WHAT TO WORK ON. Tally every line of the listing where the string "prácticas" is found, and state the total alone.

Extracted records.
════════════════

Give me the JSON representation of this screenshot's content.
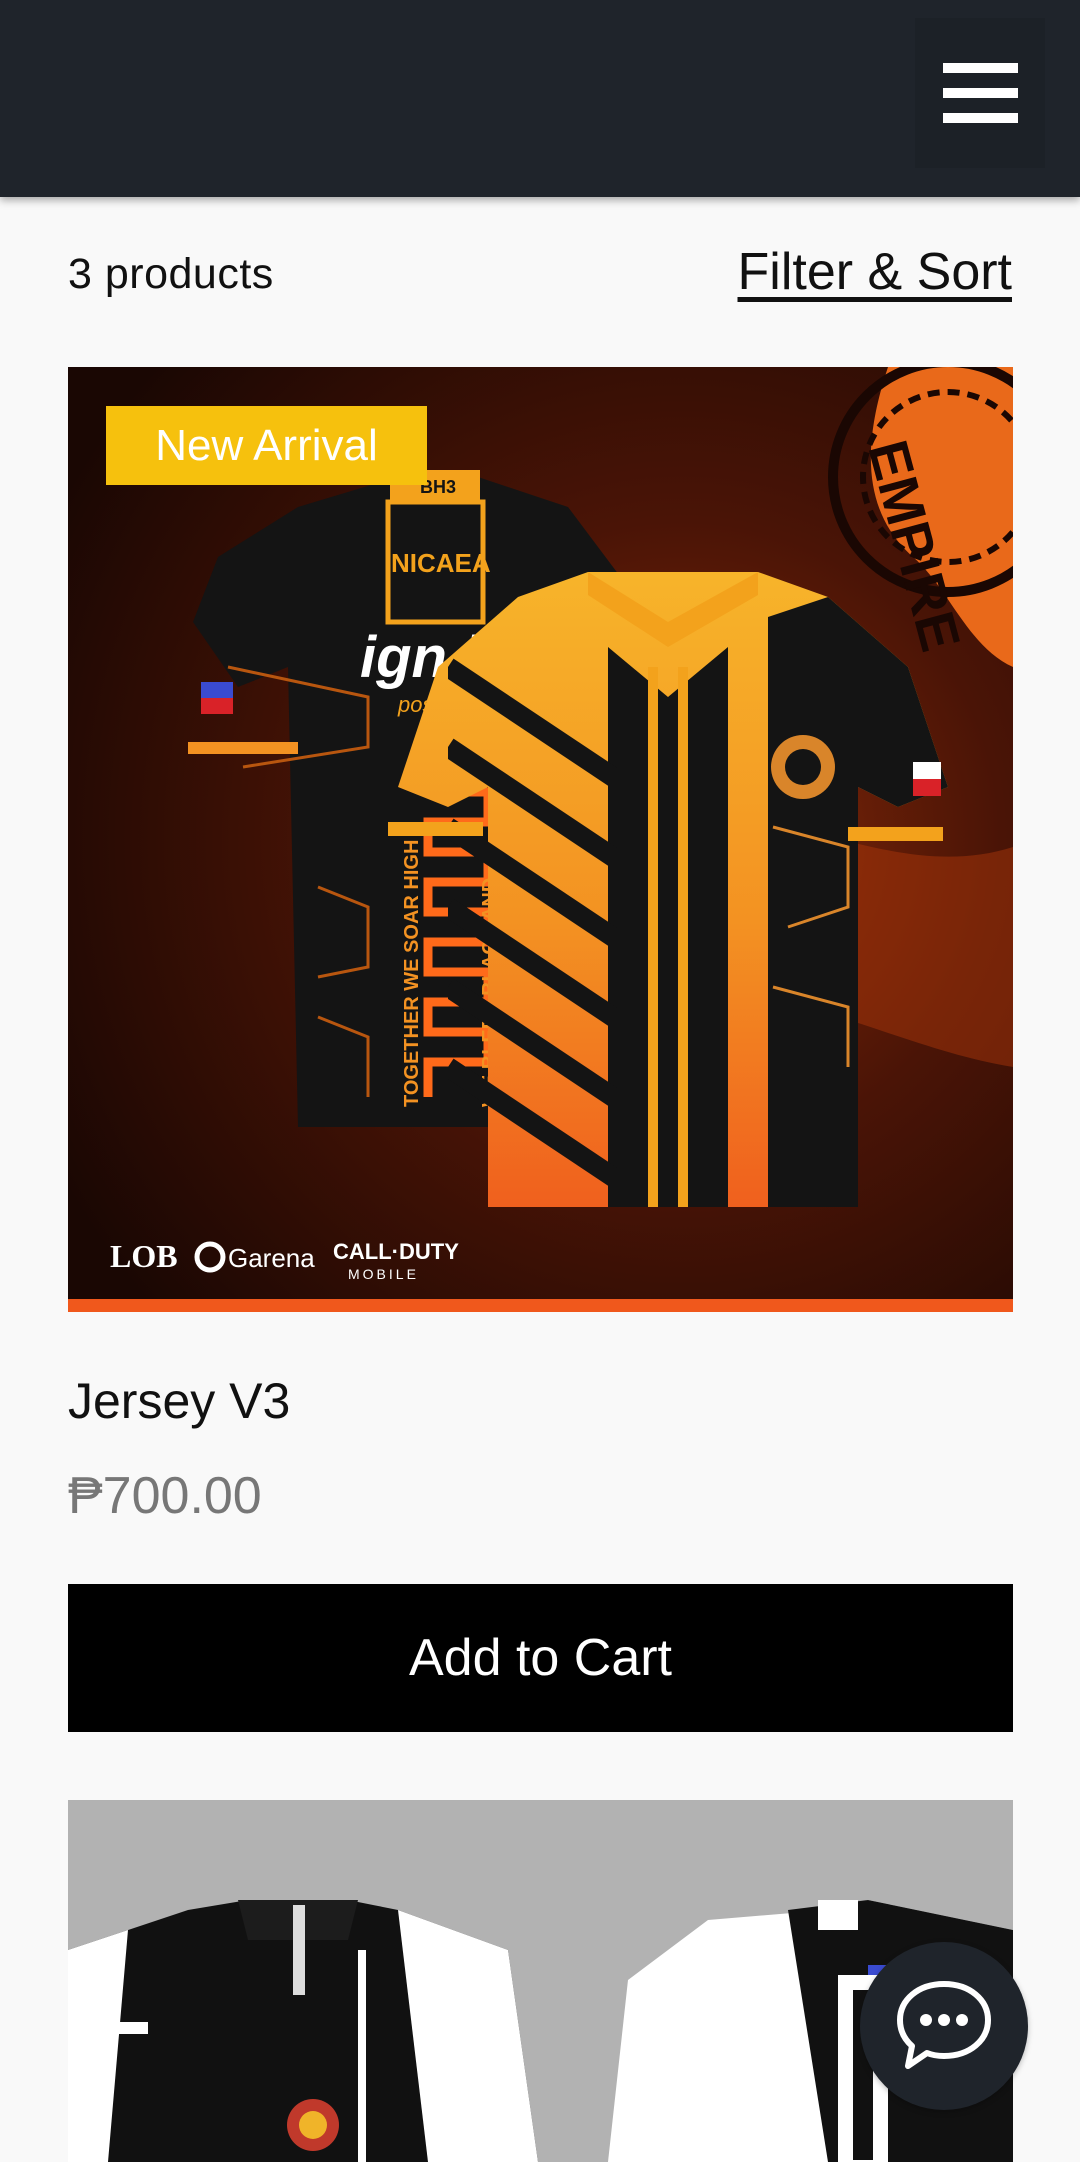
{
  "header": {
    "menu_icon": "hamburger-menu-icon"
  },
  "listing": {
    "count_label": "3 products",
    "filter_label": "Filter & Sort"
  },
  "products": [
    {
      "badge": "New Arrival",
      "name": "Jersey V3",
      "price": "₱700.00",
      "button_label": "Add to Cart",
      "image": {
        "jersey_back_text_1": "NICAEA",
        "jersey_back_text_2": "ign here",
        "jersey_back_text_3": "position here",
        "jersey_side_text_1": "TOGETHER WE SOAR HIGH",
        "jersey_side_text_2": "WE BLEED BLACK AND",
        "background_text": "EMPIRE",
        "sponsor_1": "LOB",
        "sponsor_2": "Garena",
        "sponsor_3": "CALL·DUTY",
        "sponsor_3_sub": "MOBILE",
        "collar_text": "BH3"
      }
    }
  ],
  "chat": {
    "icon": "chat-bubble-icon"
  },
  "colors": {
    "header_bg": "#1f242b",
    "badge_bg": "#f6c10d",
    "button_bg": "#000000",
    "page_bg": "#f9f9f9",
    "price": "#777777"
  }
}
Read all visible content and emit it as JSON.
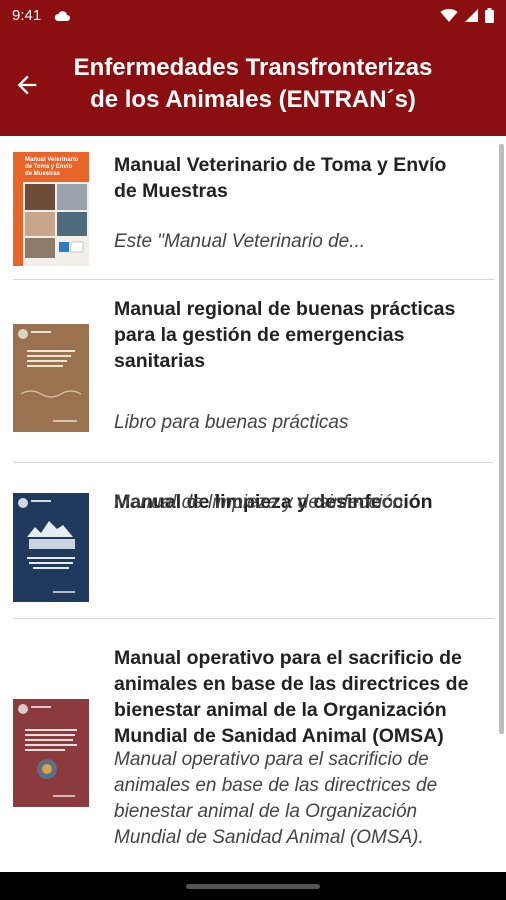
{
  "status_bar": {
    "time": "9:41",
    "icons": [
      "cloud-icon",
      "wifi-icon",
      "signal-icon",
      "battery-icon"
    ]
  },
  "app_bar": {
    "back_icon": "arrow-left-icon",
    "title_line1": "Enfermedades Transfronterizas",
    "title_line2": "de los Animales (ENTRAN´s)"
  },
  "items": [
    {
      "title_lines": [
        "Manual Veterinario de Toma y Envío",
        "de Muestras"
      ],
      "desc_lines": [
        "Este \"Manual Veterinario de..."
      ],
      "cover_text": [
        "Manual Veterinario",
        "de Toma y Envío",
        "de Muestras"
      ]
    },
    {
      "title_lines": [
        "Manual regional de buenas prácticas",
        "para la gestión de emergencias",
        "sanitarias"
      ],
      "desc_lines": [
        "Libro para buenas prácticas"
      ]
    },
    {
      "title_lines": [
        "Manual de limpieza y desinfección"
      ],
      "desc_lines": [
        "Manual de limpieza y desinfección."
      ]
    },
    {
      "title_lines": [
        "Manual operativo para el sacrificio de",
        "animales en base de las directrices de",
        "bienestar animal de la Organización",
        "Mundial de Sanidad Animal (OMSA)"
      ],
      "desc_lines": [
        "Manual operativo para el sacrificio de",
        "animales en base de las directrices de",
        "bienestar animal de la Organización",
        "Mundial de Sanidad Animal (OMSA)."
      ]
    }
  ],
  "colors": {
    "brand_red": "#8b0e10",
    "cover1": "#e8652a",
    "cover2": "#9b7250",
    "cover3": "#1f3a5c",
    "cover4": "#8b3a3e"
  }
}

════════════════

RESPONSE TO THIS EXERCISE. 2